▸ Goal of the exercise
Repeat the listing word for word. No pictures belong in the copy.

•••

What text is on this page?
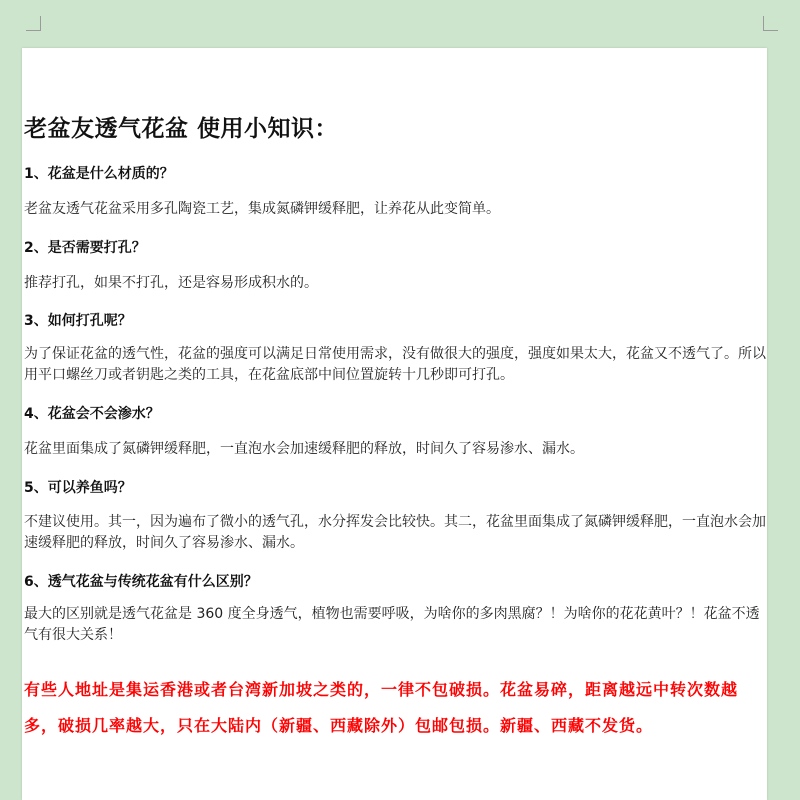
老盆友透气花盆 使用小知识：

1、花盆是什么材质的？

老盆友透气花盆采用多孔陶瓷工艺，集成氮磷钾缓释肥，让养花从此变简单。

2、是否需要打孔？

推荐打孔，如果不打孔，还是容易形成积水的。

3、如何打孔呢？

为了保证花盆的透气性，花盆的强度可以满足日常使用需求，没有做很大的强度，强度如果太大，花盆又不透气了。所以用平口螺丝刀或者钥匙之类的工具，在花盆底部中间位置旋转十几秒即可打孔。

4、花盆会不会渗水？

花盆里面集成了氮磷钾缓释肥，一直泡水会加速缓释肥的释放，时间久了容易渗水、漏水。

5、可以养鱼吗？

不建议使用。其一，因为遍布了微小的透气孔，水分挥发会比较快。其二，花盆里面集成了氮磷钾缓释肥，一直泡水会加速缓释肥的释放，时间久了容易渗水、漏水。

6、透气花盆与传统花盆有什么区别？

最大的区别就是透气花盆是 360 度全身透气，植物也需要呼吸，为啥你的多肉黑腐？！为啥你的花花黄叶？！花盆不透气有很大关系！

有些人地址是集运香港或者台湾新加坡之类的，一律不包破损。花盆易碎，距离越远中转次数越多，破损几率越大，只在大陆内（新疆、西藏除外）包邮包损。新疆、西藏不发货。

•••

▸ Answer to the problem
What text is on this page?
老盆友透气花盆 使用小知识：

1、花盆是什么材质的？

老盆友透气花盆采用多孔陶瓷工艺，集成氮磷钾缓释肥，让养花从此变简单。

2、是否需要打孔？

推荐打孔，如果不打孔，还是容易形成积水的。

3、如何打孔呢？

为了保证花盆的透气性，花盆的强度可以满足日常使用需求，没有做很大的强度，强度如果太大，花盆又不透气了。所以用平口螺丝刀或者钥匙之类的工具，在花盆底部中间位置旋转十几秒即可打孔。

4、花盆会不会渗水？

花盆里面集成了氮磷钾缓释肥，一直泡水会加速缓释肥的释放，时间久了容易渗水、漏水。

5、可以养鱼吗？

不建议使用。其一，因为遍布了微小的透气孔，水分挥发会比较快。其二，花盆里面集成了氮磷钾缓释肥，一直泡水会加速缓释肥的释放，时间久了容易渗水、漏水。

6、透气花盆与传统花盆有什么区别？

最大的区别就是透气花盆是 360 度全身透气，植物也需要呼吸，为啥你的多肉黑腐？！为啥你的花花黄叶？！花盆不透气有很大关系！

有些人地址是集运香港或者台湾新加坡之类的，一律不包破损。花盆易碎，距离越远中转次数越多，破损几率越大，只在大陆内（新疆、西藏除外）包邮包损。新疆、西藏不发货。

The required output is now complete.